### [GIVEN TASK]
Repeat without any changes the items between the line holding "1176, 354, 1189]" and the line holding "1180, 571, 1193]", inclusive.

========

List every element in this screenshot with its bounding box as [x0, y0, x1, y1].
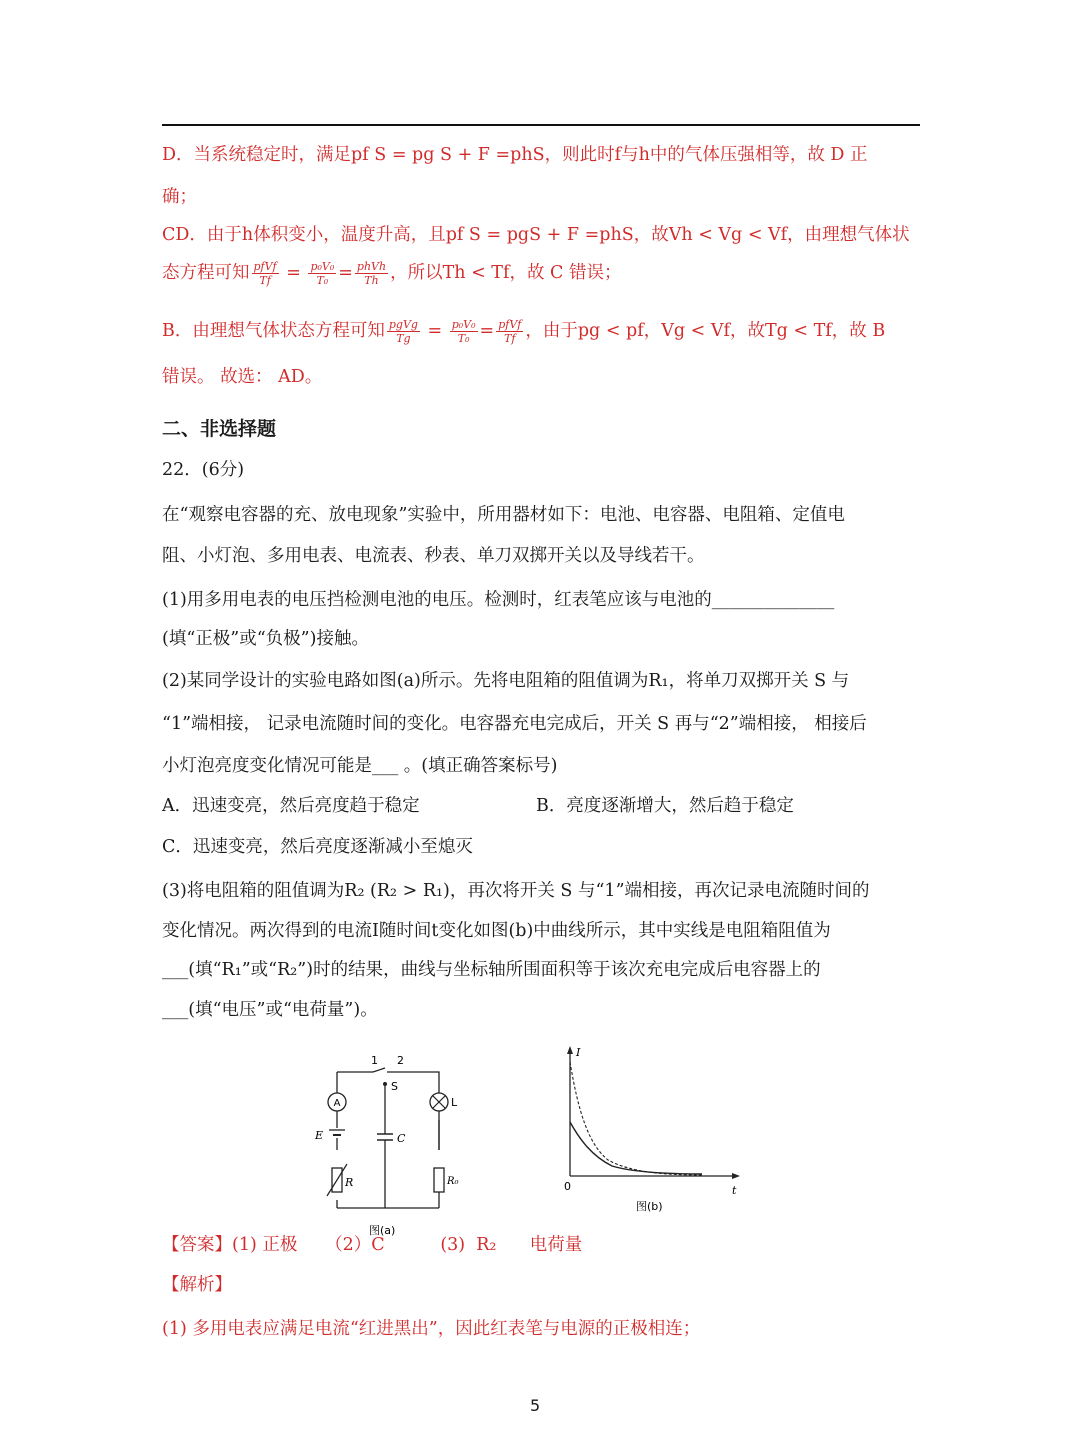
resistor-box-label: R	[345, 1176, 354, 1189]
option-b: B．亮度逐渐增大，然后趋于稳定	[536, 796, 794, 816]
answer-text: (1) 正极 （2）C (3) R₂ 电荷量	[232, 1235, 583, 1255]
question-part3-line2: 变化情况。两次得到的电流I随时间t变化如图(b)中曲线所示，其中实线是电阻箱阻值为	[162, 921, 831, 941]
solution-b-line2: 错误。 故选： AD。	[162, 367, 323, 387]
graph-i-label: I	[576, 1046, 581, 1059]
solution-d-line1: D．当系统稳定时，满足pf S = pg S + F =phS，则此时f与h中的气体压强相等，故 D 正	[162, 145, 868, 165]
switch-terminal-1: 1	[371, 1054, 378, 1067]
graph-t-label: t	[732, 1184, 737, 1197]
option-c: C．迅速变亮，然后亮度逐渐减小至熄灭	[162, 837, 473, 857]
question-intro-line1: 在“观察电容器的充、放电现象”实验中，所用器材如下：电池、电容器、电阻箱、定值电	[162, 505, 845, 525]
fraction-g: $\frac{\text{pgVg}}{Tg}$	[388, 318, 418, 345]
figure-b-caption: 图(b)	[636, 1200, 663, 1213]
header-rule	[162, 124, 920, 126]
question-intro-line2: 阻、小灯泡、多用电表、电流表、秒表、单刀双掷开关以及导线若干。	[162, 546, 705, 566]
graph-origin-label: 0	[564, 1180, 571, 1193]
fraction-fb: $\frac{\text{pfVf}}{Tf}$	[498, 318, 522, 345]
ammeter-label: A	[333, 1098, 341, 1109]
page-number: 5	[530, 1396, 541, 1415]
section-title: 二、非选择题	[162, 418, 277, 440]
question-part2-line2: “1”端相接， 记录电流随时间的变化。电容器充电完成后，开关 S 再与“2”端相接， 相接后	[162, 714, 867, 734]
question-part3-line4: ___(填“电压”或“电荷量”)。	[162, 1000, 378, 1020]
answer-line	[162, 1232, 582, 1258]
solution-b-pre: B．由理想气体状态方程可知	[162, 321, 385, 341]
battery-label: E	[315, 1129, 324, 1142]
question-part1-line2: (填“正极”或“负极”)接触。	[162, 629, 369, 649]
lamp-label: L	[451, 1096, 458, 1109]
fraction-0b: $\frac{\text{p₀V₀}}{\text{T₀}}$	[451, 318, 476, 345]
analysis-tag: 【解析】	[162, 1275, 232, 1295]
question-number: 22．(6分)	[162, 460, 245, 480]
fraction-0: $\frac{\text{p₀V₀}}{\text{T₀}}$	[310, 260, 335, 287]
solution-cd-post: ，所以Th < Tf，故 C 错误；	[390, 263, 622, 283]
current-time-graph	[552, 1040, 752, 1220]
fixed-resistor-label: R₀	[447, 1176, 459, 1187]
fixed-resistor-icon	[434, 1168, 444, 1192]
option-a: A．迅速变亮，然后亮度趋于稳定	[162, 796, 420, 816]
solution-d-line2: 确；	[162, 187, 197, 207]
solution-cd-pre: 态方程可知	[162, 263, 250, 283]
solution-b-post: ，由于pg < pf，Vg < Vf，故Tg < Tf，故 B	[525, 321, 886, 341]
solution-cd-line1: CD．由于h体积变小，温度升高，且pf S = pgS + F =phS，故Vh < Vg < Vf，由理想气体状	[162, 225, 910, 245]
circuit-diagram	[305, 1050, 485, 1240]
solution-cd-line2: 态方程可知 $\frac{\text{pfVf}}{Tf}$ = $\frac{\text{p₀V₀}}{\text{T₀}}$ = $\frac{\text{phVh}}{Th}$ ，所以Th < Tf，故 C 错误；	[162, 260, 622, 287]
question-part3-line3: ___(填“R₁”或“R₂”)时的结果，曲线与坐标轴所围面积等于该次充电完成后电容器上的	[162, 960, 821, 980]
solid-curve	[570, 1122, 702, 1174]
question-part2-line1: (2)某同学设计的实验电路如图(a)所示。先将电阻箱的阻值调为R₁，将单刀双掷开关 S 与	[162, 671, 850, 691]
fraction-f: $\frac{\text{pfVf}}{Tf}$	[253, 260, 277, 287]
answer-tag: 【答案】	[162, 1235, 232, 1255]
figure-a-caption: 图(a)	[369, 1224, 396, 1237]
switch-terminal-2: 2	[397, 1054, 404, 1067]
dashed-curve	[570, 1062, 702, 1175]
analysis-line1: (1) 多用电表应满足电流“红进黑出”，因此红表笔与电源的正极相连；	[162, 1319, 701, 1339]
question-part3-line1: (3)将电阻箱的阻值调为R₂ (R₂ > R₁)，再次将开关 S 与“1”端相接，再次记录电流随时间的	[162, 881, 870, 901]
question-part2-line3: 小灯泡亮度变化情况可能是___ 。(填正确答案标号)	[162, 756, 558, 776]
solution-b-line1: B．由理想气体状态方程可知 $\frac{\text{pgVg}}{Tg}$ = $\frac{\text{p₀V₀}}{\text{T₀}}$ = $\frac{\text{pfVf}}{Tf}$ ，由于pg < pf，Vg < Vf，故Tg < Tf，故 B	[162, 318, 886, 345]
fraction-h: $\frac{\text{phVh}}{Th}$	[356, 260, 387, 287]
switch-icon	[383, 1082, 387, 1086]
switch-label: S	[391, 1080, 398, 1093]
capacitor-label: C	[397, 1132, 406, 1145]
question-part1-line1: (1)用多用电表的电压挡检测电池的电压。检测时，红表笔应该与电池的______________	[162, 590, 835, 610]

========

### [COMPLETE ANSWER]
resistor-box-label: R	[345, 1176, 354, 1189]
option-b: B．亮度逐渐增大，然后趋于稳定	[536, 796, 794, 816]
answer-text: (1) 正极 （2）C (3) R₂ 电荷量	[232, 1235, 583, 1255]
question-part3-line2: 变化情况。两次得到的电流I随时间t变化如图(b)中曲线所示，其中实线是电阻箱阻值为	[162, 921, 831, 941]
solution-b-line2: 错误。 故选： AD。	[162, 367, 323, 387]
graph-i-label: I	[576, 1046, 581, 1059]
solution-d-line1: D．当系统稳定时，满足pf S = pg S + F =phS，则此时f与h中的气体压强相等，故 D 正	[162, 145, 868, 165]
switch-terminal-1: 1	[371, 1054, 378, 1067]
graph-t-label: t	[732, 1184, 737, 1197]
option-c: C．迅速变亮，然后亮度逐渐减小至熄灭	[162, 837, 473, 857]
question-intro-line1: 在“观察电容器的充、放电现象”实验中，所用器材如下：电池、电容器、电阻箱、定值电	[162, 505, 845, 525]
fraction-g: $\frac{\text{pgVg}}{Tg}$	[388, 318, 418, 345]
figure-b-caption: 图(b)	[636, 1200, 663, 1213]
header-rule	[162, 124, 920, 126]
question-intro-line2: 阻、小灯泡、多用电表、电流表、秒表、单刀双掷开关以及导线若干。	[162, 546, 705, 566]
graph-origin-label: 0	[564, 1180, 571, 1193]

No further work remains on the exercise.